• **The request**:
Return every line below in which "Soundcard" appears.

• **Dataset excerpts**:
------------------------------
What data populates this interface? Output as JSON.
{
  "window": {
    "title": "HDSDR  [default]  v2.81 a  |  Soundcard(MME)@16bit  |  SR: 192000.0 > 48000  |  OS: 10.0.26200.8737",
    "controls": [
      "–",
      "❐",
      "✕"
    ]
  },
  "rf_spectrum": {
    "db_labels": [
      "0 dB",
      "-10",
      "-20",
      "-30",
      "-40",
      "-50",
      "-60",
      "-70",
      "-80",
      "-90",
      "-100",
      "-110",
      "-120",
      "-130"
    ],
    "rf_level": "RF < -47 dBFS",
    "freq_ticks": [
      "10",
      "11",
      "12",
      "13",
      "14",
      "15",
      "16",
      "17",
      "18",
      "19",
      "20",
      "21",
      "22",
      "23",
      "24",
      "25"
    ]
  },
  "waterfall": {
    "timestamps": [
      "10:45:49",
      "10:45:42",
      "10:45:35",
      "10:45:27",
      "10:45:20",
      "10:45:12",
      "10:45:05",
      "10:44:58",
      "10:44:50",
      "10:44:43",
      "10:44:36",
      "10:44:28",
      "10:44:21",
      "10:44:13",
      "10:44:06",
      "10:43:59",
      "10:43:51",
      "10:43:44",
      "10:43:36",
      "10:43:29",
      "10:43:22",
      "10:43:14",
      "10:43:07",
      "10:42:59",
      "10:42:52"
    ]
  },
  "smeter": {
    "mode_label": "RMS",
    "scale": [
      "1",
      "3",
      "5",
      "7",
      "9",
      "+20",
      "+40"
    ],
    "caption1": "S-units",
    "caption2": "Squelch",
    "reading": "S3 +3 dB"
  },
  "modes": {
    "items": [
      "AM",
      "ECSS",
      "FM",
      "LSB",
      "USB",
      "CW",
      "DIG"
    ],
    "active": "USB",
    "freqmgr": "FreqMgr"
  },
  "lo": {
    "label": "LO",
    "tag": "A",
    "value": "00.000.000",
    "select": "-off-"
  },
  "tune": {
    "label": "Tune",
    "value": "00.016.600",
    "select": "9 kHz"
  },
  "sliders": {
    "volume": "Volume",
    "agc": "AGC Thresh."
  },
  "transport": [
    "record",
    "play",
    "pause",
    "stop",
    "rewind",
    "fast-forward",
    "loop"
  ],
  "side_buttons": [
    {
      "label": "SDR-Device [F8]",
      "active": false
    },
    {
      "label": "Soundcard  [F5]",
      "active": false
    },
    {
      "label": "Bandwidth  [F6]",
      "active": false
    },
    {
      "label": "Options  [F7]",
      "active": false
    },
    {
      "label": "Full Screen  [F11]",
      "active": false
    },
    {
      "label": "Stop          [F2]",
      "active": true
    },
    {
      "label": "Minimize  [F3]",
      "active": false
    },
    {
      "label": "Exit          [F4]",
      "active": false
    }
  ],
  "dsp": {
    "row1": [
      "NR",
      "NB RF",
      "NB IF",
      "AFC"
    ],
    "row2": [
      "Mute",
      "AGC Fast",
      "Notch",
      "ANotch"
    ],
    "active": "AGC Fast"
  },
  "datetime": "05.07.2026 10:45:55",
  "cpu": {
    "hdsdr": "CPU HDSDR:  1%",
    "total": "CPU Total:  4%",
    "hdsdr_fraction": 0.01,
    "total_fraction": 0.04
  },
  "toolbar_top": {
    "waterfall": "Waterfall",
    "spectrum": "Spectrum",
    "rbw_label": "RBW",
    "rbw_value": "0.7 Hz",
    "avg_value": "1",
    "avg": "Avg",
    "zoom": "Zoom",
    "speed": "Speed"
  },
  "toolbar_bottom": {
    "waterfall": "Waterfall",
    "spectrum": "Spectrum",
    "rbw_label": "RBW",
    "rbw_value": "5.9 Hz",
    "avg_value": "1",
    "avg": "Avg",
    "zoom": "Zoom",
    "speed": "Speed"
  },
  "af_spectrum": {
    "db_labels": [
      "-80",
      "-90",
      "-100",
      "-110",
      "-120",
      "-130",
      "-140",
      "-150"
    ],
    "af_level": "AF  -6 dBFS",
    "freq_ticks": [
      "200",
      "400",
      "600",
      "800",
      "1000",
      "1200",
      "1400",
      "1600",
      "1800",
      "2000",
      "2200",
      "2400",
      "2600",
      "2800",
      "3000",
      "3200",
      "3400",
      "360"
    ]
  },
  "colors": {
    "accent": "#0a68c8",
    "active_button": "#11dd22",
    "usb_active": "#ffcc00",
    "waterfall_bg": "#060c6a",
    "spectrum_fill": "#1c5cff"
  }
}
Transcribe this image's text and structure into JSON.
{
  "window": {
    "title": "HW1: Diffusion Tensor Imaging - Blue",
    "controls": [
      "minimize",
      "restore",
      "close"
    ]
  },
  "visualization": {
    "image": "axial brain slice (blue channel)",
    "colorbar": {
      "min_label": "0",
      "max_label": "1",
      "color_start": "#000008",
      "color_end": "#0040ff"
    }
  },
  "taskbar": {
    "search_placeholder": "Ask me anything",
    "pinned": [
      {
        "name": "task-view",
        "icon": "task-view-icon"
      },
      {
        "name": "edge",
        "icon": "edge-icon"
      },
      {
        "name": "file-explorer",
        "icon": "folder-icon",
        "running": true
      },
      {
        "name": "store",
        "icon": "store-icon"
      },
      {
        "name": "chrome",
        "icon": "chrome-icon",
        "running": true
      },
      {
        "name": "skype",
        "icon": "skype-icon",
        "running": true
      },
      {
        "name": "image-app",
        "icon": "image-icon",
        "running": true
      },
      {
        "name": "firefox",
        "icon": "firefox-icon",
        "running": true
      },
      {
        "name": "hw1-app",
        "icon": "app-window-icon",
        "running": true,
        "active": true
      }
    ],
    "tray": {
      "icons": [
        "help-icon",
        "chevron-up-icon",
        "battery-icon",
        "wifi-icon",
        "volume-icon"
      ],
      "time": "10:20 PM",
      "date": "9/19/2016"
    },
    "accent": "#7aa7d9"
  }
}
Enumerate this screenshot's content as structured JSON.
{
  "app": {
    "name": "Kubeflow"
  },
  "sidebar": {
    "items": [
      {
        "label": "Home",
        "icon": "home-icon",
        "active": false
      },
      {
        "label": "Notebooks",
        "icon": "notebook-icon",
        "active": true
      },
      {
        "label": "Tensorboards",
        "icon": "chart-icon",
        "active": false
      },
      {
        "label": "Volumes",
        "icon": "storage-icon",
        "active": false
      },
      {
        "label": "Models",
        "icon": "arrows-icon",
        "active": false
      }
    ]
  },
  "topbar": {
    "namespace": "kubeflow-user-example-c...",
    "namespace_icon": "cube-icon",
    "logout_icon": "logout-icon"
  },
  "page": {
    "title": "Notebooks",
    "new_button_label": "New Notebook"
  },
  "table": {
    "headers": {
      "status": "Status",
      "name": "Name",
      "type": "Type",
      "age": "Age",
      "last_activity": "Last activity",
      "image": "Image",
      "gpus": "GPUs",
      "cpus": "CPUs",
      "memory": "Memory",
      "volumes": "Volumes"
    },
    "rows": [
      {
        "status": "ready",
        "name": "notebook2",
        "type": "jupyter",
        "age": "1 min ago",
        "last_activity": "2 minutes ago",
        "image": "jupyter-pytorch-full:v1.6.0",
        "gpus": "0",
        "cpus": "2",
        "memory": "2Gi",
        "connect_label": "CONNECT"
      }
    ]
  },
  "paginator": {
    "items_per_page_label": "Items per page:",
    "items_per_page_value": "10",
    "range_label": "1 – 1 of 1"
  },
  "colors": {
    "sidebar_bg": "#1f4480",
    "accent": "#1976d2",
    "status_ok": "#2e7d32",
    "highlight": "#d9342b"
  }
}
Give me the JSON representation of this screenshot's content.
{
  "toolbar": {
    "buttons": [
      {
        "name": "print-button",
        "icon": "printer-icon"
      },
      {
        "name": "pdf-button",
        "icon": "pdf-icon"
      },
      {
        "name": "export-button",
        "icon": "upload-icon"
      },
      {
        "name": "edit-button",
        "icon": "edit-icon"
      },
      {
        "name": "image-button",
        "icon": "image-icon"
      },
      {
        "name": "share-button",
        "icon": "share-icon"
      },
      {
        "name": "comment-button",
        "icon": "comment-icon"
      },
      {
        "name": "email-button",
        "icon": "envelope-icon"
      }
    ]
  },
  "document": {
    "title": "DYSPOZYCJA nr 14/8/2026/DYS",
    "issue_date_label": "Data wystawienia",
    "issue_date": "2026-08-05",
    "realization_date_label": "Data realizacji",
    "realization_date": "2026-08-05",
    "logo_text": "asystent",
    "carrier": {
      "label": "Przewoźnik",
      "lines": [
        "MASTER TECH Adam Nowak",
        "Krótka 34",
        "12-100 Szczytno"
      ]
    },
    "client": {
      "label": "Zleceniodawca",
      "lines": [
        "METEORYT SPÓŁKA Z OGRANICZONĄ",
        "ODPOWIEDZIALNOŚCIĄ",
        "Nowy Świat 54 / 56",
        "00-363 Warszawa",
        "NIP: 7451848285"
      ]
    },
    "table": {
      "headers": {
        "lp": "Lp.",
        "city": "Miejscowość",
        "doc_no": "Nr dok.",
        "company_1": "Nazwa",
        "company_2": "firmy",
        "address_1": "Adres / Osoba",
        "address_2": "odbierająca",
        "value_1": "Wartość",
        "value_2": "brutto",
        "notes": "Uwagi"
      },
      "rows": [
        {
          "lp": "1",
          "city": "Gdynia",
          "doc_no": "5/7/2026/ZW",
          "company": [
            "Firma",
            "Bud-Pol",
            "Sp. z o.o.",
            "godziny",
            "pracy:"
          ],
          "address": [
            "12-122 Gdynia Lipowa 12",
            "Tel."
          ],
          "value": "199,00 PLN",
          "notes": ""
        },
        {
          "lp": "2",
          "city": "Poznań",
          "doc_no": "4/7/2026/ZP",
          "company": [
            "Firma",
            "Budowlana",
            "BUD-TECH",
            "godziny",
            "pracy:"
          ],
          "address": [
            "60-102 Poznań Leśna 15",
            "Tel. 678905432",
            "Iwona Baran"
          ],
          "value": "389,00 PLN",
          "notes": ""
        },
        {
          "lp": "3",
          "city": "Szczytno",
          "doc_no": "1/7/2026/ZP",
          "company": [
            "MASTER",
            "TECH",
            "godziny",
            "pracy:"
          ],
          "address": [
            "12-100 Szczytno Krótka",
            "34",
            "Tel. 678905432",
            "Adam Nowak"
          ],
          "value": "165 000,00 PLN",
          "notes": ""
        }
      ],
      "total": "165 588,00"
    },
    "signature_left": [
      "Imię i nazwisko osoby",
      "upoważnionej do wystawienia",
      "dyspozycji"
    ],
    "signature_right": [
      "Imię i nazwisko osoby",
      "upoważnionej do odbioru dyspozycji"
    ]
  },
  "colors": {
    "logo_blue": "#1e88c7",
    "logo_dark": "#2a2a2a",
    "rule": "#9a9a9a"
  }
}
------------------------------
• **Answer to the exercise**:
    "title": "HDSDR  [default]  v2.81 a  |  Soundcard(MME)@16bit  |  SR: 192000.0 > 48000  |  OS: 10.0.26200.8737",
      "label": "Soundcard  [F5]",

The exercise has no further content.